==== Data lines
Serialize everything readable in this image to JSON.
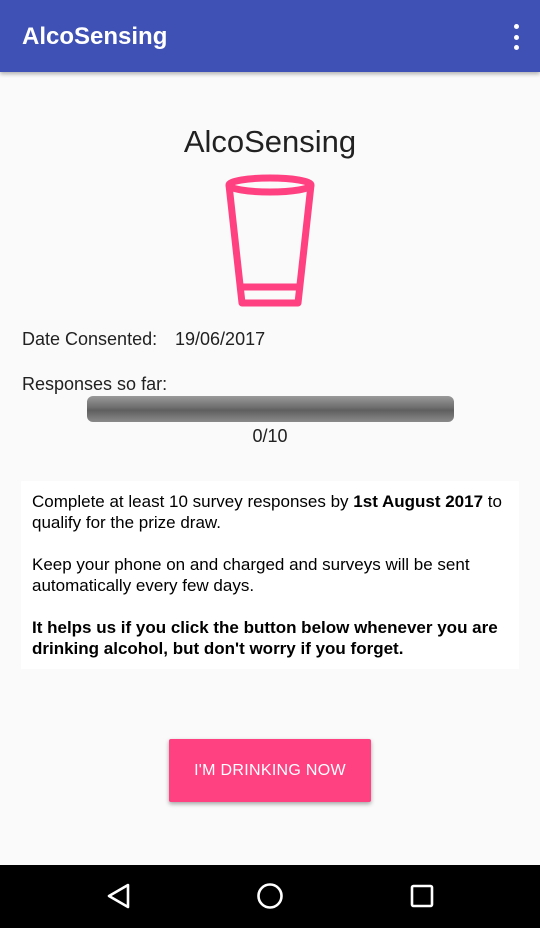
{
  "app_bar": {
    "title": "AlcoSensing",
    "menu_icon": "more-vert-icon",
    "color": "#3f51b5"
  },
  "main": {
    "heading": "AlcoSensing",
    "glass_icon": "glass-icon",
    "accent_color": "#ff4081",
    "date_consented_label": "Date Consented:",
    "date_consented_value": "19/06/2017",
    "responses_label": "Responses so far:",
    "responses_progress": 0.0,
    "responses_count": "0/10"
  },
  "info": {
    "p1_prefix": "Complete at least 10 survey responses by ",
    "p1_bold": "1st August 2017",
    "p1_suffix": " to qualify for the prize draw.",
    "p2": "Keep your phone on and charged and surveys will be sent automatically every few days.",
    "p3": "It helps us if you click the button below whenever you are drinking alcohol, but don't worry if you forget."
  },
  "action_button": {
    "label": "I'M DRINKING NOW"
  },
  "nav_bar": {
    "back_icon": "back-icon",
    "home_icon": "home-icon",
    "recents_icon": "recents-icon"
  }
}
========
Your task
Repeat each entry exactly as given; no pictures belong in the copy.

Worked solution
Serialize everything readable in this image to JSON.
{
  "app_bar": {
    "title": "AlcoSensing",
    "menu_icon": "more-vert-icon",
    "color": "#3f51b5"
  },
  "main": {
    "heading": "AlcoSensing",
    "glass_icon": "glass-icon",
    "accent_color": "#ff4081",
    "date_consented_label": "Date Consented:",
    "date_consented_value": "19/06/2017",
    "responses_label": "Responses so far:",
    "responses_progress": 0.0,
    "responses_count": "0/10"
  },
  "info": {
    "p1_prefix": "Complete at least 10 survey responses by ",
    "p1_bold": "1st August 2017",
    "p1_suffix": " to qualify for the prize draw.",
    "p2": "Keep your phone on and charged and surveys will be sent automatically every few days.",
    "p3": "It helps us if you click the button below whenever you are drinking alcohol, but don't worry if you forget."
  },
  "action_button": {
    "label": "I'M DRINKING NOW"
  },
  "nav_bar": {
    "back_icon": "back-icon",
    "home_icon": "home-icon",
    "recents_icon": "recents-icon"
  }
}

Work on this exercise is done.